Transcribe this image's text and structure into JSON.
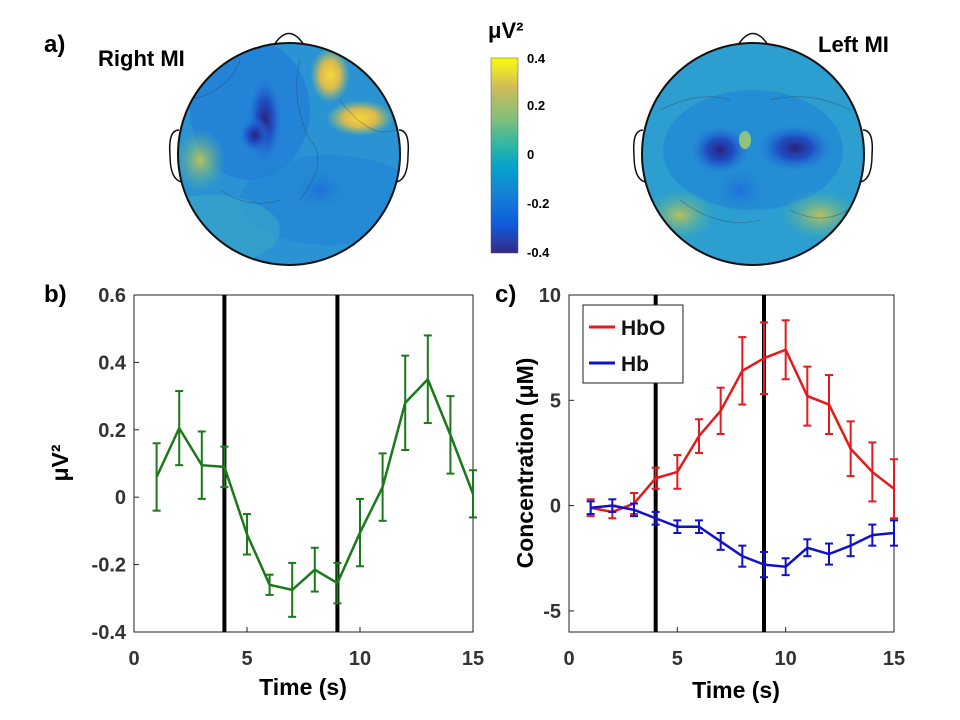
{
  "panel_labels": {
    "a": "a)",
    "b": "b)",
    "c": "c)"
  },
  "topomaps": {
    "right_title": "Right MI",
    "left_title": "Left MI"
  },
  "colorbar": {
    "unit_label": "μV²",
    "ticks": [
      "0.4",
      "0.2",
      "0",
      "-0.2",
      "-0.4"
    ],
    "range": [
      -0.4,
      0.4
    ],
    "colormap": "parula"
  },
  "chart_data": [
    {
      "type": "line",
      "panel": "b",
      "xlabel": "Time (s)",
      "ylabel": "μV²",
      "xlim": [
        0,
        15
      ],
      "ylim": [
        -0.4,
        0.6
      ],
      "xticks": [
        "0",
        "5",
        "10",
        "15"
      ],
      "yticks": [
        "0.6",
        "0.4",
        "0.2",
        "0",
        "-0.2",
        "-0.4"
      ],
      "vlines": [
        4,
        9
      ],
      "series": [
        {
          "color": "#1a7a1a",
          "x": [
            1,
            2,
            3,
            4,
            5,
            6,
            7,
            8,
            9,
            10,
            11,
            12,
            13,
            14,
            15
          ],
          "y": [
            0.06,
            0.205,
            0.095,
            0.09,
            -0.11,
            -0.26,
            -0.275,
            -0.215,
            -0.255,
            -0.105,
            0.03,
            0.28,
            0.35,
            0.185,
            0.01
          ],
          "err": [
            0.1,
            0.11,
            0.1,
            0.06,
            0.06,
            0.03,
            0.08,
            0.065,
            0.06,
            0.1,
            0.1,
            0.14,
            0.13,
            0.115,
            0.07
          ]
        }
      ]
    },
    {
      "type": "line",
      "panel": "c",
      "xlabel": "Time (s)",
      "ylabel": "Concentration (μM)",
      "xlim": [
        0,
        15
      ],
      "ylim": [
        -6,
        10
      ],
      "xticks": [
        "0",
        "5",
        "10",
        "15"
      ],
      "yticks": [
        "10",
        "5",
        "0",
        "-5"
      ],
      "vlines": [
        4,
        9
      ],
      "legend_position": "top-left",
      "series": [
        {
          "name": "HbO",
          "color": "#e41a1c",
          "x": [
            1,
            2,
            3,
            4,
            5,
            6,
            7,
            8,
            9,
            10,
            11,
            12,
            13,
            14,
            15
          ],
          "y": [
            -0.1,
            -0.3,
            0.1,
            1.3,
            1.6,
            3.3,
            4.5,
            6.4,
            7.0,
            7.4,
            5.2,
            4.8,
            2.7,
            1.6,
            0.8
          ],
          "err": [
            0.4,
            0.3,
            0.5,
            0.5,
            0.8,
            0.8,
            1.1,
            1.6,
            1.7,
            1.4,
            1.4,
            1.4,
            1.3,
            1.4,
            1.4
          ]
        },
        {
          "name": "Hb",
          "color": "#1111cc",
          "x": [
            1,
            2,
            3,
            4,
            5,
            6,
            7,
            8,
            9,
            10,
            11,
            12,
            13,
            14,
            15
          ],
          "y": [
            -0.1,
            0.0,
            -0.2,
            -0.6,
            -1.0,
            -1.0,
            -1.7,
            -2.4,
            -2.8,
            -2.9,
            -2.0,
            -2.3,
            -1.9,
            -1.4,
            -1.3
          ],
          "err": [
            0.3,
            0.3,
            0.3,
            0.3,
            0.3,
            0.3,
            0.4,
            0.5,
            0.6,
            0.4,
            0.4,
            0.5,
            0.5,
            0.5,
            0.6
          ]
        }
      ]
    }
  ]
}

■ ■ ■

Exercise description:
Every entry must be written out exactly, with all pictures left out.

Complete answer:
Transcribe this image's text and structure into JSON.
{
  "panel_labels": {
    "a": "a)",
    "b": "b)",
    "c": "c)"
  },
  "topomaps": {
    "right_title": "Right MI",
    "left_title": "Left MI"
  },
  "colorbar": {
    "unit_label": "μV²",
    "ticks": [
      "0.4",
      "0.2",
      "0",
      "-0.2",
      "-0.4"
    ],
    "range": [
      -0.4,
      0.4
    ],
    "colormap": "parula"
  },
  "chart_data": [
    {
      "type": "line",
      "panel": "b",
      "xlabel": "Time (s)",
      "ylabel": "μV²",
      "xlim": [
        0,
        15
      ],
      "ylim": [
        -0.4,
        0.6
      ],
      "xticks": [
        "0",
        "5",
        "10",
        "15"
      ],
      "yticks": [
        "0.6",
        "0.4",
        "0.2",
        "0",
        "-0.2",
        "-0.4"
      ],
      "vlines": [
        4,
        9
      ],
      "series": [
        {
          "color": "#1a7a1a",
          "x": [
            1,
            2,
            3,
            4,
            5,
            6,
            7,
            8,
            9,
            10,
            11,
            12,
            13,
            14,
            15
          ],
          "y": [
            0.06,
            0.205,
            0.095,
            0.09,
            -0.11,
            -0.26,
            -0.275,
            -0.215,
            -0.255,
            -0.105,
            0.03,
            0.28,
            0.35,
            0.185,
            0.01
          ],
          "err": [
            0.1,
            0.11,
            0.1,
            0.06,
            0.06,
            0.03,
            0.08,
            0.065,
            0.06,
            0.1,
            0.1,
            0.14,
            0.13,
            0.115,
            0.07
          ]
        }
      ]
    },
    {
      "type": "line",
      "panel": "c",
      "xlabel": "Time (s)",
      "ylabel": "Concentration (μM)",
      "xlim": [
        0,
        15
      ],
      "ylim": [
        -6,
        10
      ],
      "xticks": [
        "0",
        "5",
        "10",
        "15"
      ],
      "yticks": [
        "10",
        "5",
        "0",
        "-5"
      ],
      "vlines": [
        4,
        9
      ],
      "legend_position": "top-left",
      "series": [
        {
          "name": "HbO",
          "color": "#e41a1c",
          "x": [
            1,
            2,
            3,
            4,
            5,
            6,
            7,
            8,
            9,
            10,
            11,
            12,
            13,
            14,
            15
          ],
          "y": [
            -0.1,
            -0.3,
            0.1,
            1.3,
            1.6,
            3.3,
            4.5,
            6.4,
            7.0,
            7.4,
            5.2,
            4.8,
            2.7,
            1.6,
            0.8
          ],
          "err": [
            0.4,
            0.3,
            0.5,
            0.5,
            0.8,
            0.8,
            1.1,
            1.6,
            1.7,
            1.4,
            1.4,
            1.4,
            1.3,
            1.4,
            1.4
          ]
        },
        {
          "name": "Hb",
          "color": "#1111cc",
          "x": [
            1,
            2,
            3,
            4,
            5,
            6,
            7,
            8,
            9,
            10,
            11,
            12,
            13,
            14,
            15
          ],
          "y": [
            -0.1,
            0.0,
            -0.2,
            -0.6,
            -1.0,
            -1.0,
            -1.7,
            -2.4,
            -2.8,
            -2.9,
            -2.0,
            -2.3,
            -1.9,
            -1.4,
            -1.3
          ],
          "err": [
            0.3,
            0.3,
            0.3,
            0.3,
            0.3,
            0.3,
            0.4,
            0.5,
            0.6,
            0.4,
            0.4,
            0.5,
            0.5,
            0.5,
            0.6
          ]
        }
      ]
    }
  ]
}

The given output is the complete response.